--- start of TASK INPUT ---

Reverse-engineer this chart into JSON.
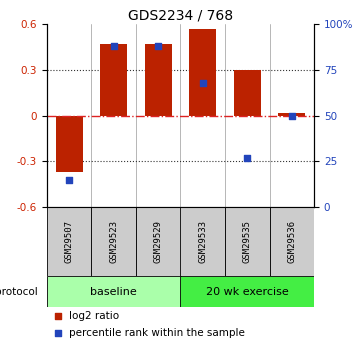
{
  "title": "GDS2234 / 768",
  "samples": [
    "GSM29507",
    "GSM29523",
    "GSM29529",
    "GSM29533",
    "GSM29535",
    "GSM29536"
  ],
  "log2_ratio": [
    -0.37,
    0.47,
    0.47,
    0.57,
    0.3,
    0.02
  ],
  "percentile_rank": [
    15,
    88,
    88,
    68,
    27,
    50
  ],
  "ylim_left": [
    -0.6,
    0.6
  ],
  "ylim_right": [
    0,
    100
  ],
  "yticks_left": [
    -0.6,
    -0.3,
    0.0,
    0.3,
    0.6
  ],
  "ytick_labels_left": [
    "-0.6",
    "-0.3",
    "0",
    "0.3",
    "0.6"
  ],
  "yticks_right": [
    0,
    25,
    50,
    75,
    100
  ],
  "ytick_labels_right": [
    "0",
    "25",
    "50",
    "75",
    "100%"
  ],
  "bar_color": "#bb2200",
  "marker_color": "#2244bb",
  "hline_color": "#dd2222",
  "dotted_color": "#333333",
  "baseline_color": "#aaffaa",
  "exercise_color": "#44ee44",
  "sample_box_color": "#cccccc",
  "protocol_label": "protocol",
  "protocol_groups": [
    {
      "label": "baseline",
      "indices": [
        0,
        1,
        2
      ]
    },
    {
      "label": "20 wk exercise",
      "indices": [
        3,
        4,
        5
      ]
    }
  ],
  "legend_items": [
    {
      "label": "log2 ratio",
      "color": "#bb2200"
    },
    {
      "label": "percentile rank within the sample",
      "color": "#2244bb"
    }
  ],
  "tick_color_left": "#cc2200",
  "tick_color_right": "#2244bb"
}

--- end of TASK INPUT ---

### PROBLEM
Give every line back word for word and leave the pictures out.

### EXERCISE ANSWER
Reverse-engineer this chart into JSON.
{
  "title": "GDS2234 / 768",
  "samples": [
    "GSM29507",
    "GSM29523",
    "GSM29529",
    "GSM29533",
    "GSM29535",
    "GSM29536"
  ],
  "log2_ratio": [
    -0.37,
    0.47,
    0.47,
    0.57,
    0.3,
    0.02
  ],
  "percentile_rank": [
    15,
    88,
    88,
    68,
    27,
    50
  ],
  "ylim_left": [
    -0.6,
    0.6
  ],
  "ylim_right": [
    0,
    100
  ],
  "yticks_left": [
    -0.6,
    -0.3,
    0.0,
    0.3,
    0.6
  ],
  "ytick_labels_left": [
    "-0.6",
    "-0.3",
    "0",
    "0.3",
    "0.6"
  ],
  "yticks_right": [
    0,
    25,
    50,
    75,
    100
  ],
  "ytick_labels_right": [
    "0",
    "25",
    "50",
    "75",
    "100%"
  ],
  "bar_color": "#bb2200",
  "marker_color": "#2244bb",
  "hline_color": "#dd2222",
  "dotted_color": "#333333",
  "baseline_color": "#aaffaa",
  "exercise_color": "#44ee44",
  "sample_box_color": "#cccccc",
  "protocol_label": "protocol",
  "protocol_groups": [
    {
      "label": "baseline",
      "indices": [
        0,
        1,
        2
      ]
    },
    {
      "label": "20 wk exercise",
      "indices": [
        3,
        4,
        5
      ]
    }
  ],
  "legend_items": [
    {
      "label": "log2 ratio",
      "color": "#bb2200"
    },
    {
      "label": "percentile rank within the sample",
      "color": "#2244bb"
    }
  ],
  "tick_color_left": "#cc2200",
  "tick_color_right": "#2244bb"
}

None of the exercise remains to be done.